Figure contents as structured data:
============

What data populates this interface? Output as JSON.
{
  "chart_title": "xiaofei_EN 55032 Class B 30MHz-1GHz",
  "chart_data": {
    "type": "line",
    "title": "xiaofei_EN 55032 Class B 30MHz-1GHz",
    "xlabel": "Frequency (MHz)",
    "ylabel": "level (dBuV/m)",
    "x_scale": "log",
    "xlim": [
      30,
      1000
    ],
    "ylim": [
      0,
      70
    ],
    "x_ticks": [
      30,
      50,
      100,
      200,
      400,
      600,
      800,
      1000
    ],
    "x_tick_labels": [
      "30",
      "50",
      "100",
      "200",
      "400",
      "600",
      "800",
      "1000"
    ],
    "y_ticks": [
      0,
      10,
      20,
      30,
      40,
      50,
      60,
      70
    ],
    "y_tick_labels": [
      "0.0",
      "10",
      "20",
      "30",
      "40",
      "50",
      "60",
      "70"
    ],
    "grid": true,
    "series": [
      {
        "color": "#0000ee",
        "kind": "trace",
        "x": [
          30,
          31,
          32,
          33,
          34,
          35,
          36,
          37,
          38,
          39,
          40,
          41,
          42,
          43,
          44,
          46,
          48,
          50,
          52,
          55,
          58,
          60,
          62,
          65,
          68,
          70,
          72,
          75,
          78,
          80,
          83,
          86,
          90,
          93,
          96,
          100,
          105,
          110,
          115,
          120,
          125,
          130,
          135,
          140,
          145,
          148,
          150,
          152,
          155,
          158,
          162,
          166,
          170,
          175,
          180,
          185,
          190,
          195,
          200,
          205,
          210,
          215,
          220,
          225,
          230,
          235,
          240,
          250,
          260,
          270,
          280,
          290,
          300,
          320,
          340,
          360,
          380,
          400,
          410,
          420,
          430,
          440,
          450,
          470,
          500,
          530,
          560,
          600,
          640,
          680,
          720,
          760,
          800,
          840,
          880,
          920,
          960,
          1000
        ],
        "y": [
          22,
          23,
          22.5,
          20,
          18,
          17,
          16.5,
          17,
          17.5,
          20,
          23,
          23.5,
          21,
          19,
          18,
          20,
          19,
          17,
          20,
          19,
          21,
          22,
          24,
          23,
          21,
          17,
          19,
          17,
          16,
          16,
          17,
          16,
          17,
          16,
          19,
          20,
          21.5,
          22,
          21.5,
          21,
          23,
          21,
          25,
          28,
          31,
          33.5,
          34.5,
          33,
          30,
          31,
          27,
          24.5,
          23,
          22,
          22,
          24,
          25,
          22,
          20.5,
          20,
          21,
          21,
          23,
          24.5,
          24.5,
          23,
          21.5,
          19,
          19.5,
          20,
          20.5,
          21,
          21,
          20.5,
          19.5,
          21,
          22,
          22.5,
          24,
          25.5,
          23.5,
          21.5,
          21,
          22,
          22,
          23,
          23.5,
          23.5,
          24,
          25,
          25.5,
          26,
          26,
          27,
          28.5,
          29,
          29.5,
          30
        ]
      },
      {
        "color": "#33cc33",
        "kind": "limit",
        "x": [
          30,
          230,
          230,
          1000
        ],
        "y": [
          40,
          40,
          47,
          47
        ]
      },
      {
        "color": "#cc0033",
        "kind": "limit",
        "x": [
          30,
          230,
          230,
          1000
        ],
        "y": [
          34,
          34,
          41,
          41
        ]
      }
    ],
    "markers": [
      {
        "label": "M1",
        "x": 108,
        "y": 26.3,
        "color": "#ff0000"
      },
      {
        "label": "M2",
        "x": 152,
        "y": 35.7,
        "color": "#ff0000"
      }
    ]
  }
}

============

TO DO:
Transcribe all the entries, keeping each one exactly as it is.

OUTPUT FOR THIS TASK:
What data populates this interface? Output as JSON.
{
  "chart_title": "xiaofei_EN 55032 Class B 30MHz-1GHz",
  "chart_data": {
    "type": "line",
    "title": "xiaofei_EN 55032 Class B 30MHz-1GHz",
    "xlabel": "Frequency (MHz)",
    "ylabel": "level (dBuV/m)",
    "x_scale": "log",
    "xlim": [
      30,
      1000
    ],
    "ylim": [
      0,
      70
    ],
    "x_ticks": [
      30,
      50,
      100,
      200,
      400,
      600,
      800,
      1000
    ],
    "x_tick_labels": [
      "30",
      "50",
      "100",
      "200",
      "400",
      "600",
      "800",
      "1000"
    ],
    "y_ticks": [
      0,
      10,
      20,
      30,
      40,
      50,
      60,
      70
    ],
    "y_tick_labels": [
      "0.0",
      "10",
      "20",
      "30",
      "40",
      "50",
      "60",
      "70"
    ],
    "grid": true,
    "series": [
      {
        "color": "#0000ee",
        "kind": "trace",
        "x": [
          30,
          31,
          32,
          33,
          34,
          35,
          36,
          37,
          38,
          39,
          40,
          41,
          42,
          43,
          44,
          46,
          48,
          50,
          52,
          55,
          58,
          60,
          62,
          65,
          68,
          70,
          72,
          75,
          78,
          80,
          83,
          86,
          90,
          93,
          96,
          100,
          105,
          110,
          115,
          120,
          125,
          130,
          135,
          140,
          145,
          148,
          150,
          152,
          155,
          158,
          162,
          166,
          170,
          175,
          180,
          185,
          190,
          195,
          200,
          205,
          210,
          215,
          220,
          225,
          230,
          235,
          240,
          250,
          260,
          270,
          280,
          290,
          300,
          320,
          340,
          360,
          380,
          400,
          410,
          420,
          430,
          440,
          450,
          470,
          500,
          530,
          560,
          600,
          640,
          680,
          720,
          760,
          800,
          840,
          880,
          920,
          960,
          1000
        ],
        "y": [
          22,
          23,
          22.5,
          20,
          18,
          17,
          16.5,
          17,
          17.5,
          20,
          23,
          23.5,
          21,
          19,
          18,
          20,
          19,
          17,
          20,
          19,
          21,
          22,
          24,
          23,
          21,
          17,
          19,
          17,
          16,
          16,
          17,
          16,
          17,
          16,
          19,
          20,
          21.5,
          22,
          21.5,
          21,
          23,
          21,
          25,
          28,
          31,
          33.5,
          34.5,
          33,
          30,
          31,
          27,
          24.5,
          23,
          22,
          22,
          24,
          25,
          22,
          20.5,
          20,
          21,
          21,
          23,
          24.5,
          24.5,
          23,
          21.5,
          19,
          19.5,
          20,
          20.5,
          21,
          21,
          20.5,
          19.5,
          21,
          22,
          22.5,
          24,
          25.5,
          23.5,
          21.5,
          21,
          22,
          22,
          23,
          23.5,
          23.5,
          24,
          25,
          25.5,
          26,
          26,
          27,
          28.5,
          29,
          29.5,
          30
        ]
      },
      {
        "color": "#33cc33",
        "kind": "limit",
        "x": [
          30,
          230,
          230,
          1000
        ],
        "y": [
          40,
          40,
          47,
          47
        ]
      },
      {
        "color": "#cc0033",
        "kind": "limit",
        "x": [
          30,
          230,
          230,
          1000
        ],
        "y": [
          34,
          34,
          41,
          41
        ]
      }
    ],
    "markers": [
      {
        "label": "M1",
        "x": 108,
        "y": 26.3,
        "color": "#ff0000"
      },
      {
        "label": "M2",
        "x": 152,
        "y": 35.7,
        "color": "#ff0000"
      }
    ]
  }
}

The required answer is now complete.